Select, from the material below, each line with "website" in it.

Collected data entries:
---*---
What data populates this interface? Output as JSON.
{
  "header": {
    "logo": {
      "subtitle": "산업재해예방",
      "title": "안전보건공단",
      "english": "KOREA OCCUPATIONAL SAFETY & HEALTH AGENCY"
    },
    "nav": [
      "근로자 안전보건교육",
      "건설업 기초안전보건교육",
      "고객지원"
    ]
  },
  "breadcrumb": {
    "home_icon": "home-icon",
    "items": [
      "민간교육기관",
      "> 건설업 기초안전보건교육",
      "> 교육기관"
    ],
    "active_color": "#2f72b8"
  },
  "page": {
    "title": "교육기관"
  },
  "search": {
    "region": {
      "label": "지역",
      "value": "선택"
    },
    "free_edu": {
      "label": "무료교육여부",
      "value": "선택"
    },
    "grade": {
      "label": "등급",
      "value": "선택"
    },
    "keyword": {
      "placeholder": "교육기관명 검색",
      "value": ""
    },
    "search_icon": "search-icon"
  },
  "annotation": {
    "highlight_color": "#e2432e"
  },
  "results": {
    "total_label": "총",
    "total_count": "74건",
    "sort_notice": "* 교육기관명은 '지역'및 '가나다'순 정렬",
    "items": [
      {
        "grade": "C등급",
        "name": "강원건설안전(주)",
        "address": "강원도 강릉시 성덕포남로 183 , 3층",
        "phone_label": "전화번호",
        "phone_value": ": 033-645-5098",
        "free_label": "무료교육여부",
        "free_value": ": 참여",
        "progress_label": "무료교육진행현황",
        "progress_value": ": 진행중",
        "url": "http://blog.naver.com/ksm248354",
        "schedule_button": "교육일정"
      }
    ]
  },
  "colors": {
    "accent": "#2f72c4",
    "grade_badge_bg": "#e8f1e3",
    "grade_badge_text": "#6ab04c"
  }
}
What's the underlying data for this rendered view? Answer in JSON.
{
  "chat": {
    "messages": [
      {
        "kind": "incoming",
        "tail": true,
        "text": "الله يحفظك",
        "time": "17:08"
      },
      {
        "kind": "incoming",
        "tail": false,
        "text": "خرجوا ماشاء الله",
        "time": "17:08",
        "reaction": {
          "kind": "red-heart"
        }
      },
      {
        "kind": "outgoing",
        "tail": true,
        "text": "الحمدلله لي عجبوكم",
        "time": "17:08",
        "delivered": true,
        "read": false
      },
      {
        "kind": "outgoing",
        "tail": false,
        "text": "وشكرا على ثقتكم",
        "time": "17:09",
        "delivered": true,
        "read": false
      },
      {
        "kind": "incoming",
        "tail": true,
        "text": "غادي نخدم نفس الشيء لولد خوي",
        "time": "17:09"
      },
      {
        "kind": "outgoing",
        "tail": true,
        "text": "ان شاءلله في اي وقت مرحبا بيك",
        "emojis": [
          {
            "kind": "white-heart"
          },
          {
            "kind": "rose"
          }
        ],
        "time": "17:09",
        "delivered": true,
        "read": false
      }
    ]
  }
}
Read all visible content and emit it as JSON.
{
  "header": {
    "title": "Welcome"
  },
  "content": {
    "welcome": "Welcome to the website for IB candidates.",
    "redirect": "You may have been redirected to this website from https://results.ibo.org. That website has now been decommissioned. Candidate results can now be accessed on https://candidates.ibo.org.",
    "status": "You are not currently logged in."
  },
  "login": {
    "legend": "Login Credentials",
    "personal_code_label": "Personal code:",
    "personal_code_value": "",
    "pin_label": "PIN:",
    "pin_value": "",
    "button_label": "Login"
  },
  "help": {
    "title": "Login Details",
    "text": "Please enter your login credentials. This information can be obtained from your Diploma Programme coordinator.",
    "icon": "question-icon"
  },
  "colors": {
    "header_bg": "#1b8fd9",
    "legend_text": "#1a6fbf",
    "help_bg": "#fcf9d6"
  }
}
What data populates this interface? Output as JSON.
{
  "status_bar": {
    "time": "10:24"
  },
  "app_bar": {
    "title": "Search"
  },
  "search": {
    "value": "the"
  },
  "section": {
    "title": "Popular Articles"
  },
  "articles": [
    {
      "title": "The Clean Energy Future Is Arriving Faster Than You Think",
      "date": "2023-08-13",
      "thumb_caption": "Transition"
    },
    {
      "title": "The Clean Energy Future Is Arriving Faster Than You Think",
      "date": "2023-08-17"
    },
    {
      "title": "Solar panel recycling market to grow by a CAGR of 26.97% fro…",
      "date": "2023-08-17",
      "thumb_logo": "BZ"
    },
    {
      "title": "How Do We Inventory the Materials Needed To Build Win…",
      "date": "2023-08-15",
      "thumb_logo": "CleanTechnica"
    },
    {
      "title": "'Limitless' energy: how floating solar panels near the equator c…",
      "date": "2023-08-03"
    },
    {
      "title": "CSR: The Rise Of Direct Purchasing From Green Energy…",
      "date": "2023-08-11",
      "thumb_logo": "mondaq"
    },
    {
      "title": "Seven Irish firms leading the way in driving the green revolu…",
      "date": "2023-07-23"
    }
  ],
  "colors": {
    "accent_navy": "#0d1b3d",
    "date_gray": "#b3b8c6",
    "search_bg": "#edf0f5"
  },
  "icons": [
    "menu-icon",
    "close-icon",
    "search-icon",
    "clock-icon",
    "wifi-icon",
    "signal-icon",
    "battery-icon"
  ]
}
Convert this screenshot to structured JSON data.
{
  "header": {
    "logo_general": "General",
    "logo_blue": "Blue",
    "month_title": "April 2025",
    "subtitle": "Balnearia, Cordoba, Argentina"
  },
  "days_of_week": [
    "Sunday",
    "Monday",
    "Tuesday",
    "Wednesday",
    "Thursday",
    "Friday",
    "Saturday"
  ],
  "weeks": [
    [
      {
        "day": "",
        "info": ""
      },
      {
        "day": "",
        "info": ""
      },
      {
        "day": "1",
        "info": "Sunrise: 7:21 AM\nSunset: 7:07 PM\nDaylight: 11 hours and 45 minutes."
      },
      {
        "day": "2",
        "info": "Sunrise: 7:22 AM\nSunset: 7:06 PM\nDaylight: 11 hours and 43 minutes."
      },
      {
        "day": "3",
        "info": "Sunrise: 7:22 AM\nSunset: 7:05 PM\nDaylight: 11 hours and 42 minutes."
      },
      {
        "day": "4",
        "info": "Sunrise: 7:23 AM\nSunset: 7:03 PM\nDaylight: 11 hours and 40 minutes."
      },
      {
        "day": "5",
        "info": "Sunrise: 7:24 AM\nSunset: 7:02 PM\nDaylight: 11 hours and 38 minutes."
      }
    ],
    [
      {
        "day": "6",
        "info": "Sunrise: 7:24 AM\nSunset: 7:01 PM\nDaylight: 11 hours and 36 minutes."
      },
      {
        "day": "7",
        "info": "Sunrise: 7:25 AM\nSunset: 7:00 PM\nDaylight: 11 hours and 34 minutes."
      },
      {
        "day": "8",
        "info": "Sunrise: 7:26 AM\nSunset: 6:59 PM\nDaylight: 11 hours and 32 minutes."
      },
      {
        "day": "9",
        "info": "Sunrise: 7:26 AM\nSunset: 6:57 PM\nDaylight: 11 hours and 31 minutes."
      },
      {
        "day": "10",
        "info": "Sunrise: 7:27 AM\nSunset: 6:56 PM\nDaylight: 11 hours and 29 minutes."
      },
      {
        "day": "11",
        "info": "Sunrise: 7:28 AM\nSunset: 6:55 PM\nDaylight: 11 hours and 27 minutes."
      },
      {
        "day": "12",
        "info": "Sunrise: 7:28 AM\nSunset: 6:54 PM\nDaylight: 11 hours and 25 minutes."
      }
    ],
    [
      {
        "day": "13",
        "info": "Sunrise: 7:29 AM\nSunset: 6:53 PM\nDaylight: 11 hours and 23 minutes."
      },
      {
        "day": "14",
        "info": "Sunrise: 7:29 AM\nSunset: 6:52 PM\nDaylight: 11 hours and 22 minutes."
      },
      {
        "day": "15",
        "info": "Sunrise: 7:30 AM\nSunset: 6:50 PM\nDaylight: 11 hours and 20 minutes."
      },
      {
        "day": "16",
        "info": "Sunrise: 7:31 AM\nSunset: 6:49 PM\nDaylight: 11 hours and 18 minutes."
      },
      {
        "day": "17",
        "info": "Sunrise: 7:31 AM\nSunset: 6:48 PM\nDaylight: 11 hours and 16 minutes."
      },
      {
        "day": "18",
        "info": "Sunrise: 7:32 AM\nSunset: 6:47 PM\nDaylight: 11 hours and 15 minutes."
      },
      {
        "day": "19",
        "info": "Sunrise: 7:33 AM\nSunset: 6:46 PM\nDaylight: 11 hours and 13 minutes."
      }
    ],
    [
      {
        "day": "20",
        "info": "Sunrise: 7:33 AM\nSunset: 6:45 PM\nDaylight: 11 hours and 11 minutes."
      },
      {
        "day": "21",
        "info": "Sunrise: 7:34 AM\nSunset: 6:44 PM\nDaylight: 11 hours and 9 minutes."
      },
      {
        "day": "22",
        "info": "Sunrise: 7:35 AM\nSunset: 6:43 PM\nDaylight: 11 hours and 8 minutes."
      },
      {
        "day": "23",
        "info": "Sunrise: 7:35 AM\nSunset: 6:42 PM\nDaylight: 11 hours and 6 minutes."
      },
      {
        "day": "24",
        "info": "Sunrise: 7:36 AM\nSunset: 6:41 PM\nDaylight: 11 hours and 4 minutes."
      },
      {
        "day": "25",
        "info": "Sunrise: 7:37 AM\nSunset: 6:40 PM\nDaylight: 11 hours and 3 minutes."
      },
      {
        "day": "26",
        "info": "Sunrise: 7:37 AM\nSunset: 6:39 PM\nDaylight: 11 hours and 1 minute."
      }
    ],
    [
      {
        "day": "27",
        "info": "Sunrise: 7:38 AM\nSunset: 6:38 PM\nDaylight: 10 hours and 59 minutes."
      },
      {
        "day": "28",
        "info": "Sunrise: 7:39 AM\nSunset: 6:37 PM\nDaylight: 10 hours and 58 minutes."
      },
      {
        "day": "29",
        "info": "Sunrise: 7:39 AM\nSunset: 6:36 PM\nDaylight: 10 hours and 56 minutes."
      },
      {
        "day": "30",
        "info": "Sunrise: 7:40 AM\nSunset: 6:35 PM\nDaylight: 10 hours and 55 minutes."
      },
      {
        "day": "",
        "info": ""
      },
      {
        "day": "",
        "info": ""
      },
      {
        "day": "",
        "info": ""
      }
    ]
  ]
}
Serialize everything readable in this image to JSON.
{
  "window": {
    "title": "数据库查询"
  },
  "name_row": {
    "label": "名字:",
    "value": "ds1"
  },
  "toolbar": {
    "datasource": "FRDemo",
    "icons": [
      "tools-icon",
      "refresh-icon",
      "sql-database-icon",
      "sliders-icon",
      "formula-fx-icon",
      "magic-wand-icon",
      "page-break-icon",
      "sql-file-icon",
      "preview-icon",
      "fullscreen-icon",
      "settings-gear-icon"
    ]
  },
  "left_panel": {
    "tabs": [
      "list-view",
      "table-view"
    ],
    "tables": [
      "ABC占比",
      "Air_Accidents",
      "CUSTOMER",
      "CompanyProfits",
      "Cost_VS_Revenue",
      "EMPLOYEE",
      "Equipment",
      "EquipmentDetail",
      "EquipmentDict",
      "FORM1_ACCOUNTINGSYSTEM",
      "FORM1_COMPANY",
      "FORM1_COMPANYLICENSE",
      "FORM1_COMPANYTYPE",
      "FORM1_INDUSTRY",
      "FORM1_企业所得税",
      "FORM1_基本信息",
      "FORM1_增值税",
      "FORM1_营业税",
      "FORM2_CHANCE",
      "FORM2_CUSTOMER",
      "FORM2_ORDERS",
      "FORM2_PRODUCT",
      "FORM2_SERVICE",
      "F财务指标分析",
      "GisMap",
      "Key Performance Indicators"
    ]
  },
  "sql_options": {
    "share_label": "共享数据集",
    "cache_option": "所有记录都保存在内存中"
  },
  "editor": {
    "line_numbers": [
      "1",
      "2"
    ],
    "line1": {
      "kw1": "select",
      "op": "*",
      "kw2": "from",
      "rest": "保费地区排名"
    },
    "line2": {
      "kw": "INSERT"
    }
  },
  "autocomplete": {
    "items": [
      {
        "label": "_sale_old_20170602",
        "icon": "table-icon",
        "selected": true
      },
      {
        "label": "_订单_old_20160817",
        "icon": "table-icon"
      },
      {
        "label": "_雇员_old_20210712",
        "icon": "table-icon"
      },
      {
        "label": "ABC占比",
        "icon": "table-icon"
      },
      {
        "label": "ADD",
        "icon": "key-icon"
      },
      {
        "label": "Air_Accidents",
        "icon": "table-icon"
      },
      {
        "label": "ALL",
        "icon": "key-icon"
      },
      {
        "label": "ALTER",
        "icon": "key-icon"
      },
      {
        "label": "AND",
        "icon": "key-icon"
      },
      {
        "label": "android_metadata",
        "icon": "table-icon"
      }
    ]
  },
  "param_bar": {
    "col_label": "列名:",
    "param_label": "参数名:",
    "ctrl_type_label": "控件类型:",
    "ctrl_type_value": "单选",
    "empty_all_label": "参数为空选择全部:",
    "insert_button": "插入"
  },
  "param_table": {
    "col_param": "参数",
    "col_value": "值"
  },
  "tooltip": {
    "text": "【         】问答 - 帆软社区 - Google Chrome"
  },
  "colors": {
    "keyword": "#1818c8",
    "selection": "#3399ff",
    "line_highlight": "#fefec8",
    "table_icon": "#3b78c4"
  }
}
---*---
◆ The solution ◆
    "welcome": "Welcome to the website for IB candidates.",
    "redirect": "You may have been redirected to this website from https://results.ibo.org. That website has now been decommissioned. Candidate results can now be accessed on https://candidates.ibo.org.",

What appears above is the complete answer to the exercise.